Items from a data source
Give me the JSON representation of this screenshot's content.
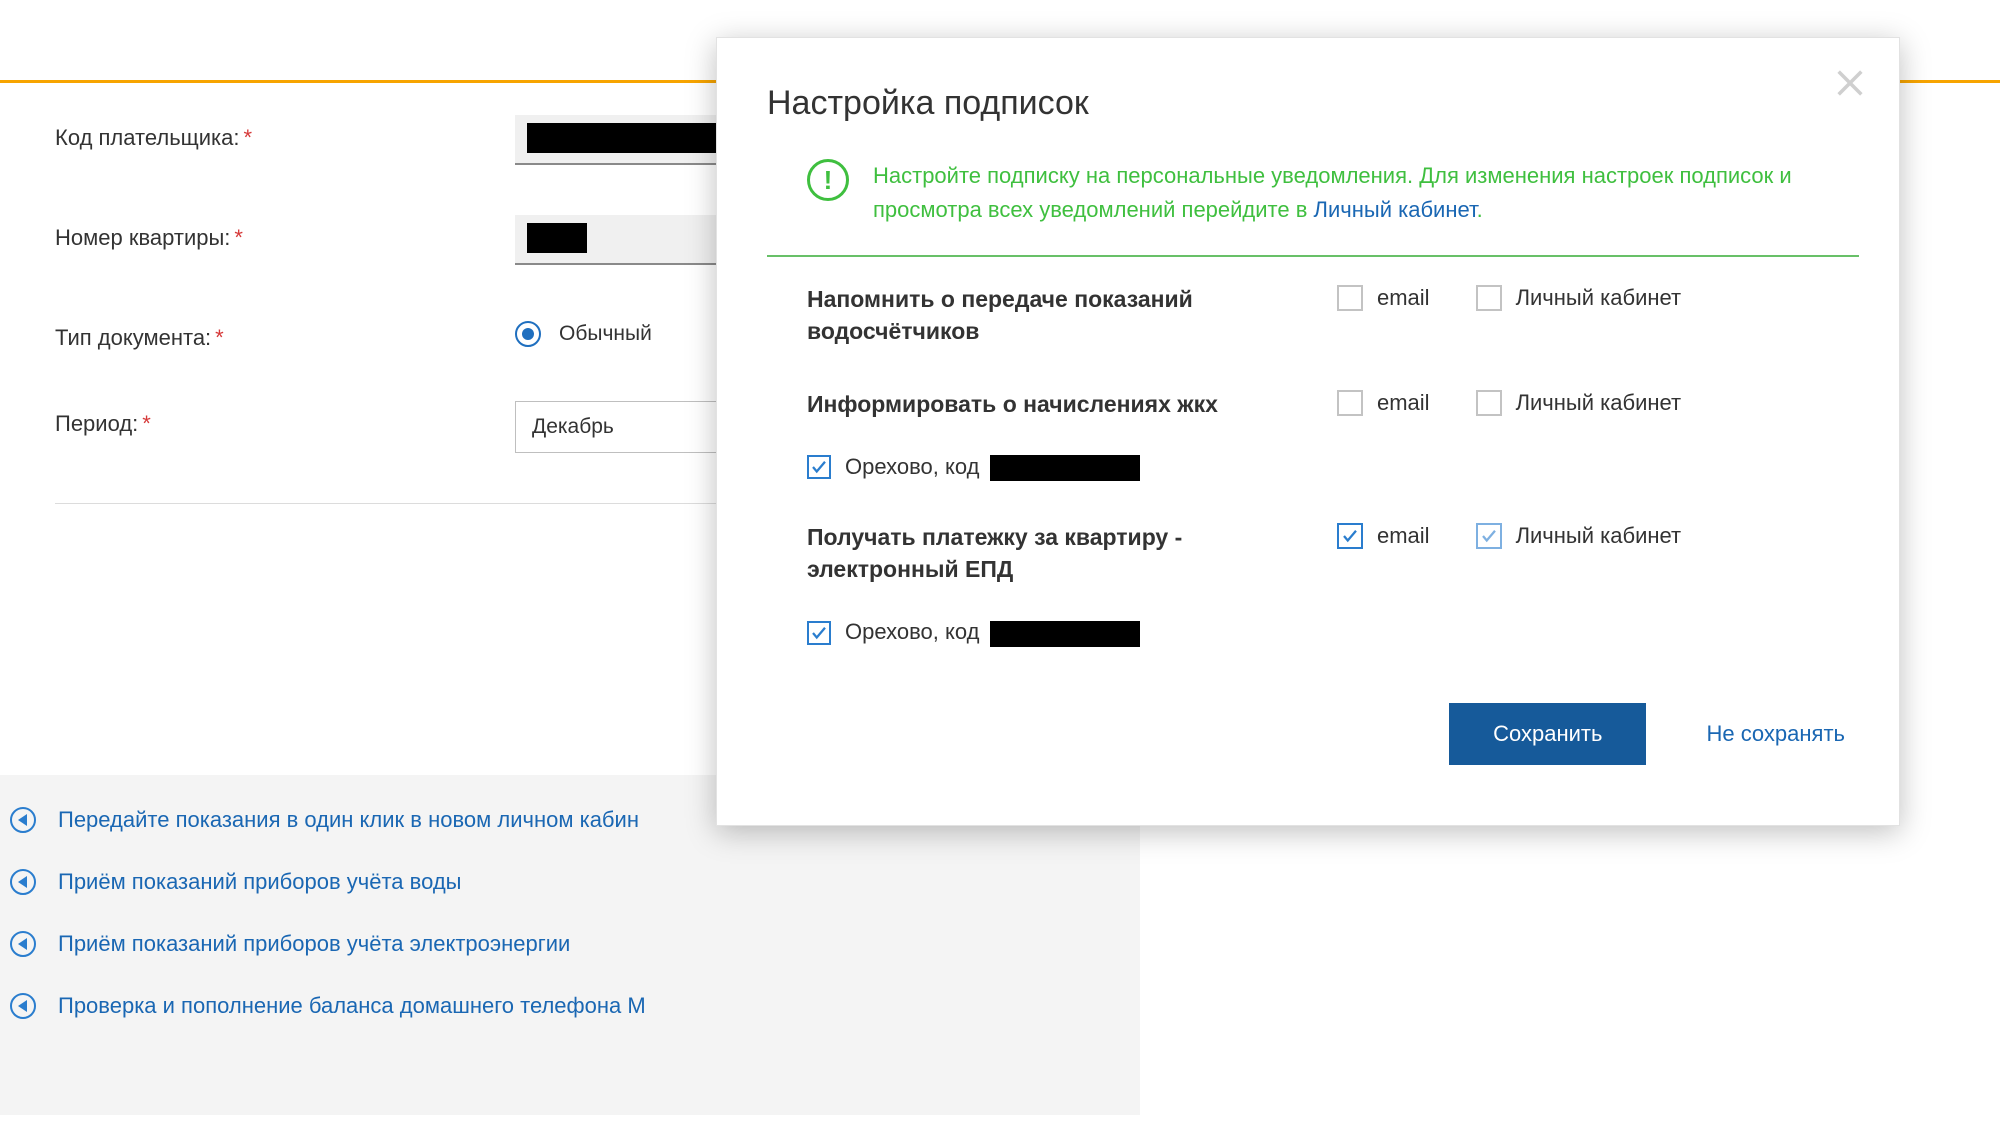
{
  "form": {
    "payer_code_label": "Код плательщика:",
    "apartment_label": "Номер квартиры:",
    "doc_type_label": "Тип документа:",
    "doc_type_value": "Обычный",
    "period_label": "Период:",
    "period_value": "Декабрь"
  },
  "links": {
    "items": [
      "Передайте показания в один клик в новом личном кабин",
      "Приём показаний приборов учёта воды",
      "Приём показаний приборов учёта электроэнергии",
      "Проверка и пополнение баланса домашнего телефона М"
    ]
  },
  "modal": {
    "title": "Настройка подписок",
    "alert_text_a": "Настройте подписку на персональные уведомления. Для изменения настроек подписок и просмотра всех уведомлений перейдите в ",
    "alert_link": "Личный кабинет",
    "alert_text_b": ".",
    "checkbox_email": "email",
    "checkbox_lk": "Личный кабинет",
    "subscriptions": [
      {
        "title": "Напомнить о передаче показаний водосчётчиков",
        "email": false,
        "lk": false,
        "lk_disabled": false
      },
      {
        "title": "Информировать о начислениях жкх",
        "email": false,
        "lk": false,
        "lk_disabled": false
      },
      {
        "title": "Получать платежку за квартиру - электронный ЕПД",
        "email": true,
        "lk": true,
        "lk_disabled": true
      }
    ],
    "sub_item_prefix": "Орехово, код",
    "footer_save": "Сохранить",
    "footer_cancel": "Не сохранять"
  }
}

Problem details. Write out all the records again, exactly, minus any pictures.

Solution to this exercise.
Give me the JSON representation of this screenshot's content.
{
  "form": {
    "payer_code_label": "Код плательщика:",
    "apartment_label": "Номер квартиры:",
    "doc_type_label": "Тип документа:",
    "doc_type_value": "Обычный",
    "period_label": "Период:",
    "period_value": "Декабрь"
  },
  "links": {
    "items": [
      "Передайте показания в один клик в новом личном кабин",
      "Приём показаний приборов учёта воды",
      "Приём показаний приборов учёта электроэнергии",
      "Проверка и пополнение баланса домашнего телефона М"
    ]
  },
  "modal": {
    "title": "Настройка подписок",
    "alert_text_a": "Настройте подписку на персональные уведомления. Для изменения настроек подписок и просмотра всех уведомлений перейдите в ",
    "alert_link": "Личный кабинет",
    "alert_text_b": ".",
    "checkbox_email": "email",
    "checkbox_lk": "Личный кабинет",
    "subscriptions": [
      {
        "title": "Напомнить о передаче показаний водосчётчиков",
        "email": false,
        "lk": false,
        "lk_disabled": false
      },
      {
        "title": "Информировать о начислениях жкх",
        "email": false,
        "lk": false,
        "lk_disabled": false
      },
      {
        "title": "Получать платежку за квартиру - электронный ЕПД",
        "email": true,
        "lk": true,
        "lk_disabled": true
      }
    ],
    "sub_item_prefix": "Орехово, код",
    "footer_save": "Сохранить",
    "footer_cancel": "Не сохранять"
  }
}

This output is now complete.